What to do
Tally the lines containing the word "into" and give the total alone.
[start Records to use]
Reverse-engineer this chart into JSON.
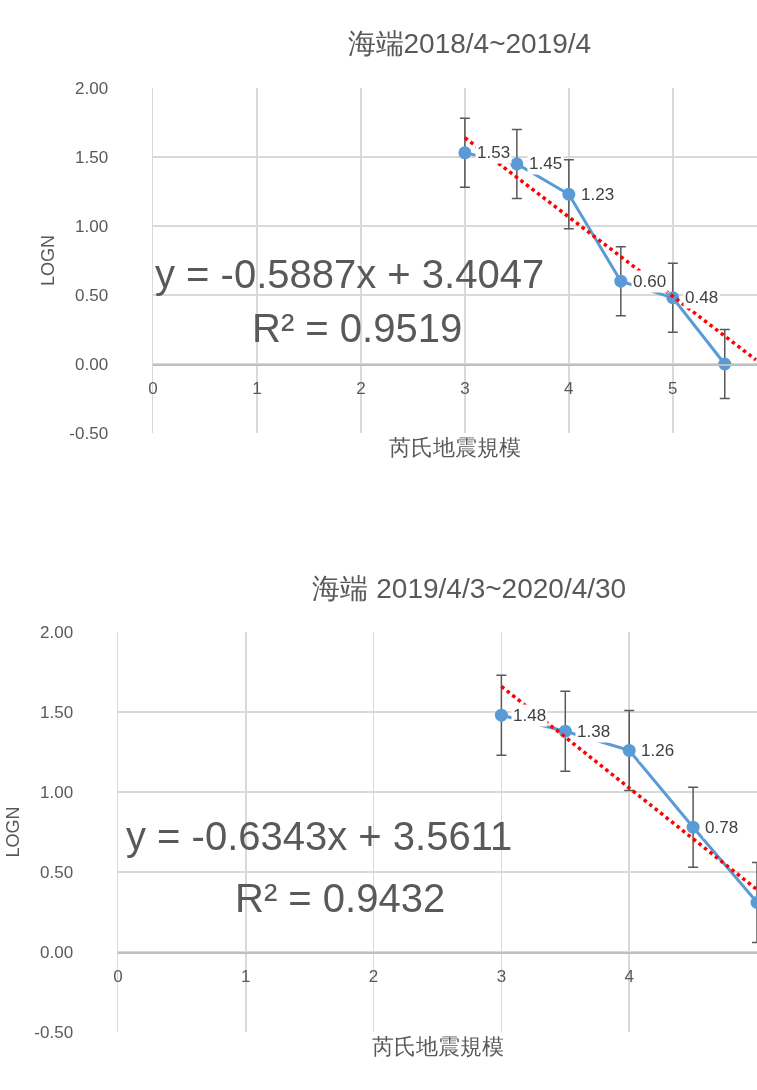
{
  "chart_data": [
    {
      "type": "line",
      "title": "海端2018/4~2019/4",
      "xlabel": "芮氏地震規模",
      "ylabel": "LOGN",
      "xlim": [
        0,
        5.81
      ],
      "xticks": [
        0,
        1,
        2,
        3,
        4,
        5
      ],
      "ylim": [
        -0.5,
        2
      ],
      "yticks": [
        {
          "value": -0.5,
          "label": "-0.50"
        },
        {
          "value": 0,
          "label": "0.00"
        },
        {
          "value": 0.5,
          "label": "0.50"
        },
        {
          "value": 1,
          "label": "1.00"
        },
        {
          "value": 1.5,
          "label": "1.50"
        },
        {
          "value": 2,
          "label": "2.00"
        }
      ],
      "grid": true,
      "annotations": [
        "y = -0.5887x + 3.4047",
        "R² = 0.9519"
      ],
      "series": [
        {
          "color": "#5b9bd5",
          "marker": "circle",
          "line_style": "solid",
          "x": [
            3,
            3.5,
            4,
            4.5,
            5,
            5.5
          ],
          "values": [
            1.53,
            1.45,
            1.23,
            0.6,
            0.48,
            0
          ],
          "errors": [
            0.25,
            0.25,
            0.25,
            0.25,
            0.25,
            0.25
          ],
          "value_labels": [
            "1.53",
            "1.45",
            "1.23",
            "0.60",
            "0.48",
            null
          ]
        },
        {
          "type": "line",
          "color": "#ff0000",
          "marker": "none",
          "line_style": "dotted",
          "x": [
            3,
            5.8
          ],
          "values": [
            1.64,
            0.03
          ]
        }
      ]
    },
    {
      "type": "line",
      "title": "海端 2019/4/3~2020/4/30",
      "xlabel": "芮氏地震規模",
      "ylabel": "LOGN",
      "xlim": [
        0,
        5
      ],
      "xticks": [
        0,
        1,
        2,
        3,
        4
      ],
      "ylim": [
        -0.5,
        2
      ],
      "yticks": [
        {
          "value": -0.5,
          "label": "-0.50"
        },
        {
          "value": 0,
          "label": "0.00"
        },
        {
          "value": 0.5,
          "label": "0.50"
        },
        {
          "value": 1,
          "label": "1.00"
        },
        {
          "value": 1.5,
          "label": "1.50"
        },
        {
          "value": 2,
          "label": "2.00"
        }
      ],
      "grid": true,
      "annotations": [
        "y = -0.6343x + 3.5611",
        "R² = 0.9432"
      ],
      "series": [
        {
          "color": "#5b9bd5",
          "marker": "circle",
          "line_style": "solid",
          "x": [
            3,
            3.5,
            4,
            4.5,
            5
          ],
          "values": [
            1.48,
            1.38,
            1.26,
            0.78,
            0.31
          ],
          "errors": [
            0.25,
            0.25,
            0.25,
            0.25,
            0.25
          ],
          "value_labels": [
            "1.48",
            "1.38",
            "1.26",
            "0.78",
            null
          ]
        },
        {
          "type": "line",
          "color": "#ff0000",
          "marker": "none",
          "line_style": "dotted",
          "x": [
            3,
            5
          ],
          "values": [
            1.66,
            0.39
          ]
        }
      ]
    }
  ]
}
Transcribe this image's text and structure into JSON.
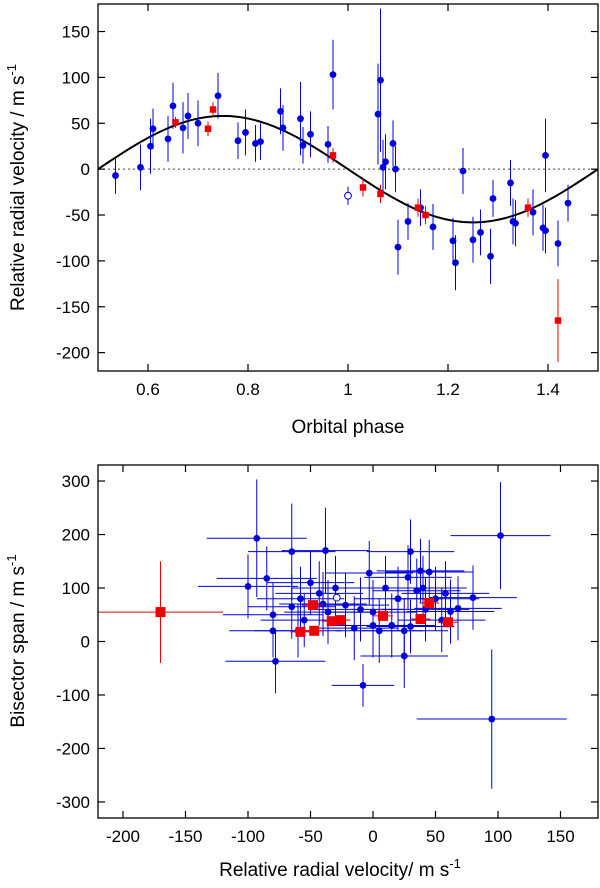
{
  "chart_data": [
    {
      "type": "scatter",
      "xlabel": "Orbital phase",
      "ylabel": "Relative radial velocity / m s",
      "ylabel_sup": "-1",
      "xlim": [
        0.5,
        1.5
      ],
      "ylim": [
        -220,
        180
      ],
      "xticks": [
        "0.6",
        "0.8",
        "1",
        "1.2",
        "1.4"
      ],
      "xtick_values": [
        0.6,
        0.8,
        1.0,
        1.2,
        1.4
      ],
      "yticks": [
        "150",
        "100",
        "50",
        "0",
        "-50",
        "-100",
        "-150",
        "-200"
      ],
      "ytick_values": [
        150,
        100,
        50,
        0,
        -50,
        -100,
        -150,
        -200
      ],
      "zero_line": true,
      "model": {
        "amplitude": 58,
        "phase_of_max": 0.75,
        "period_in_phase": 1.0
      },
      "colors": {
        "blue": "#0000dd",
        "red": "#ee0000",
        "model": "#000000"
      },
      "series": [
        {
          "marker": "blue-circle",
          "points": [
            [
              0.535,
              -7,
              20
            ],
            [
              0.585,
              2,
              25
            ],
            [
              0.605,
              25,
              30
            ],
            [
              0.61,
              44,
              22
            ],
            [
              0.64,
              33,
              25
            ],
            [
              0.65,
              69,
              25
            ],
            [
              0.67,
              45,
              28
            ],
            [
              0.68,
              58,
              25
            ],
            [
              0.7,
              50,
              25
            ],
            [
              0.74,
              80,
              25
            ],
            [
              0.78,
              31,
              20
            ],
            [
              0.795,
              40,
              25
            ],
            [
              0.815,
              28,
              20
            ],
            [
              0.825,
              30,
              20
            ],
            [
              0.865,
              63,
              25
            ],
            [
              0.87,
              45,
              25
            ],
            [
              0.905,
              55,
              40
            ],
            [
              0.91,
              26,
              20
            ],
            [
              0.925,
              38,
              25
            ],
            [
              0.96,
              27,
              20
            ],
            [
              0.97,
              103,
              38
            ],
            [
              1.06,
              60,
              55
            ],
            [
              1.065,
              97,
              78
            ],
            [
              1.07,
              2,
              30
            ],
            [
              1.075,
              8,
              30
            ],
            [
              1.09,
              28,
              25
            ],
            [
              1.095,
              0,
              25
            ],
            [
              1.1,
              -85,
              30
            ],
            [
              1.12,
              -57,
              20
            ],
            [
              1.145,
              -42,
              20
            ],
            [
              1.17,
              -63,
              25
            ],
            [
              1.21,
              -78,
              25
            ],
            [
              1.215,
              -102,
              30
            ],
            [
              1.23,
              -2,
              25
            ],
            [
              1.25,
              -77,
              25
            ],
            [
              1.265,
              -69,
              25
            ],
            [
              1.285,
              -95,
              30
            ],
            [
              1.29,
              -32,
              20
            ],
            [
              1.325,
              -15,
              25
            ],
            [
              1.33,
              -57,
              25
            ],
            [
              1.335,
              -59,
              25
            ],
            [
              1.37,
              -47,
              25
            ],
            [
              1.39,
              -64,
              25
            ],
            [
              1.395,
              -67,
              25
            ],
            [
              1.395,
              15,
              40
            ],
            [
              1.42,
              -81,
              25
            ],
            [
              1.44,
              -37,
              20
            ]
          ]
        },
        {
          "marker": "blue-open-circle",
          "points": [
            [
              1.0,
              -29,
              10
            ]
          ]
        },
        {
          "marker": "red-square",
          "points": [
            [
              0.655,
              51,
              6
            ],
            [
              0.72,
              44,
              8
            ],
            [
              0.73,
              65,
              8
            ],
            [
              0.97,
              15,
              8
            ],
            [
              1.03,
              -20,
              10
            ],
            [
              1.065,
              -27,
              10
            ],
            [
              1.14,
              -42,
              10
            ],
            [
              1.155,
              -50,
              10
            ],
            [
              1.36,
              -42,
              10
            ],
            [
              1.42,
              -165,
              45
            ]
          ]
        }
      ]
    },
    {
      "type": "scatter",
      "xlabel": "Relative radial velocity/ m s",
      "xlabel_sup": "-1",
      "ylabel": "Bisector span / m s",
      "ylabel_sup": "-1",
      "xlim": [
        -220,
        180
      ],
      "ylim": [
        -330,
        330
      ],
      "xticks": [
        "-200",
        "-150",
        "-100",
        "-50",
        "0",
        "50",
        "100",
        "150"
      ],
      "xtick_values": [
        -200,
        -150,
        -100,
        -50,
        0,
        50,
        100,
        150
      ],
      "yticks": [
        "300",
        "200",
        "100",
        "0",
        "-100",
        "-200",
        "-300"
      ],
      "ytick_values": [
        300,
        200,
        100,
        0,
        -100,
        -200,
        -300
      ],
      "series": [
        {
          "marker": "blue-circle",
          "points": [
            [
              -93,
              193,
              40,
              110
            ],
            [
              102,
              198,
              40,
              100
            ],
            [
              -65,
              168,
              35,
              90
            ],
            [
              -38,
              170,
              35,
              80
            ],
            [
              -85,
              118,
              40,
              60
            ],
            [
              -80,
              50,
              40,
              60
            ],
            [
              -78,
              -37,
              40,
              60
            ],
            [
              -65,
              65,
              35,
              60
            ],
            [
              -58,
              80,
              35,
              60
            ],
            [
              -50,
              110,
              35,
              60
            ],
            [
              -43,
              90,
              35,
              60
            ],
            [
              -40,
              70,
              35,
              60
            ],
            [
              -36,
              55,
              35,
              60
            ],
            [
              -30,
              100,
              35,
              60
            ],
            [
              -22,
              68,
              35,
              60
            ],
            [
              -15,
              25,
              35,
              60
            ],
            [
              -10,
              60,
              35,
              60
            ],
            [
              -8,
              -82,
              25,
              40
            ],
            [
              -3,
              128,
              35,
              60
            ],
            [
              0,
              55,
              35,
              60
            ],
            [
              0,
              30,
              35,
              60
            ],
            [
              5,
              20,
              35,
              60
            ],
            [
              10,
              100,
              35,
              60
            ],
            [
              15,
              30,
              35,
              60
            ],
            [
              20,
              80,
              35,
              60
            ],
            [
              25,
              20,
              35,
              60
            ],
            [
              25,
              -27,
              35,
              60
            ],
            [
              28,
              120,
              35,
              60
            ],
            [
              30,
              168,
              35,
              60
            ],
            [
              35,
              95,
              35,
              60
            ],
            [
              38,
              132,
              35,
              60
            ],
            [
              40,
              100,
              35,
              60
            ],
            [
              42,
              60,
              35,
              60
            ],
            [
              45,
              130,
              35,
              60
            ],
            [
              50,
              80,
              35,
              60
            ],
            [
              55,
              40,
              35,
              60
            ],
            [
              58,
              90,
              35,
              60
            ],
            [
              62,
              56,
              35,
              60
            ],
            [
              68,
              62,
              35,
              60
            ],
            [
              80,
              82,
              35,
              60
            ],
            [
              95,
              -145,
              60,
              130
            ],
            [
              -100,
              103,
              40,
              60
            ],
            [
              -60,
              20,
              35,
              50
            ],
            [
              -55,
              40,
              35,
              50
            ],
            [
              30,
              28,
              35,
              50
            ],
            [
              -80,
              20,
              35,
              50
            ]
          ]
        },
        {
          "marker": "blue-open-circle",
          "points": [
            [
              -29,
              82,
              0,
              0
            ]
          ]
        },
        {
          "marker": "red-square",
          "points": [
            [
              -170,
              55,
              50,
              95
            ],
            [
              -58,
              18,
              8,
              8
            ],
            [
              -47,
              20,
              8,
              8
            ],
            [
              -48,
              68,
              8,
              8
            ],
            [
              -33,
              38,
              8,
              8
            ],
            [
              -26,
              40,
              8,
              8
            ],
            [
              8,
              48,
              8,
              8
            ],
            [
              38,
              42,
              8,
              8
            ],
            [
              45,
              72,
              8,
              8
            ],
            [
              60,
              36,
              8,
              8
            ]
          ]
        }
      ]
    }
  ]
}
[end Records to use]
Complete response
2